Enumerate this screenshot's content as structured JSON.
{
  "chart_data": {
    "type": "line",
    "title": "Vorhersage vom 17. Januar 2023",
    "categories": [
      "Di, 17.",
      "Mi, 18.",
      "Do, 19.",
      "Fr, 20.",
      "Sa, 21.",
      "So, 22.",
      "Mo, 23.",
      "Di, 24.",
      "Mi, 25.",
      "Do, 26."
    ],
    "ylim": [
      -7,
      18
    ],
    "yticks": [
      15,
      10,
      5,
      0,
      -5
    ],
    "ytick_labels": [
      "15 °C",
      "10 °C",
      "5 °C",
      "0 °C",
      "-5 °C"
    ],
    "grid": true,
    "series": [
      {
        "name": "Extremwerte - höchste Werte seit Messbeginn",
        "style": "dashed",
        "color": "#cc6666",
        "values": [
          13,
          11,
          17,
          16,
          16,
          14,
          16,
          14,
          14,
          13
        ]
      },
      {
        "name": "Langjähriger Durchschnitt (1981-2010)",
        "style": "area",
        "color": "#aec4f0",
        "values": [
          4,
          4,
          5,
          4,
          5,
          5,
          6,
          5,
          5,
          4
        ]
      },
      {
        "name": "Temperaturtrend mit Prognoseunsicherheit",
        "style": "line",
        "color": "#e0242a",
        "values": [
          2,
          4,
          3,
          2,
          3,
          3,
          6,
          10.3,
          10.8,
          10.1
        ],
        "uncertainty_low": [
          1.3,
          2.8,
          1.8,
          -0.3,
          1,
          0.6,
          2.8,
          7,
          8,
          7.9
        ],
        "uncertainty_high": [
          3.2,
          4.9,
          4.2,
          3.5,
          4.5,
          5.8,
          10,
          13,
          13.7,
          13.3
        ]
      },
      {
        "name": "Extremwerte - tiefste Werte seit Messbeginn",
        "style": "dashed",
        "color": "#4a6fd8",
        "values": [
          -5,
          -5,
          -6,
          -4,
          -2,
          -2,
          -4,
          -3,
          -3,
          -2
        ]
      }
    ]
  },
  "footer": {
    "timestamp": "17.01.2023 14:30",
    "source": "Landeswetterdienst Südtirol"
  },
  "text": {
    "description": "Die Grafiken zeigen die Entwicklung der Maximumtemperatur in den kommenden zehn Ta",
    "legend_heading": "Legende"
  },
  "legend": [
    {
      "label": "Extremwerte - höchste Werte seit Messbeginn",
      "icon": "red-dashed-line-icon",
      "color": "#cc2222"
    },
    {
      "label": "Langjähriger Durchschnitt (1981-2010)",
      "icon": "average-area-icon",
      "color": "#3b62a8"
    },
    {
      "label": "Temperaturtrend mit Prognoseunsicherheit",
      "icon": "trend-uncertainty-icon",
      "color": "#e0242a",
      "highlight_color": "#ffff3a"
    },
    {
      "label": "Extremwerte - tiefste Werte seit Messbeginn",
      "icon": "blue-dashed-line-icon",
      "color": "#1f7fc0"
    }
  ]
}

═══

→ **Exercise**
Copy every single line of the material above that holds "Messbeginn".

→ **Written answer**
        "name": "Extremwerte - höchste Werte seit Messbeginn",
        "name": "Extremwerte - tiefste Werte seit Messbeginn",
      "label": "Extremwerte - höchste Werte seit Messbeginn",
      "label": "Extremwerte - tiefste Werte seit Messbeginn",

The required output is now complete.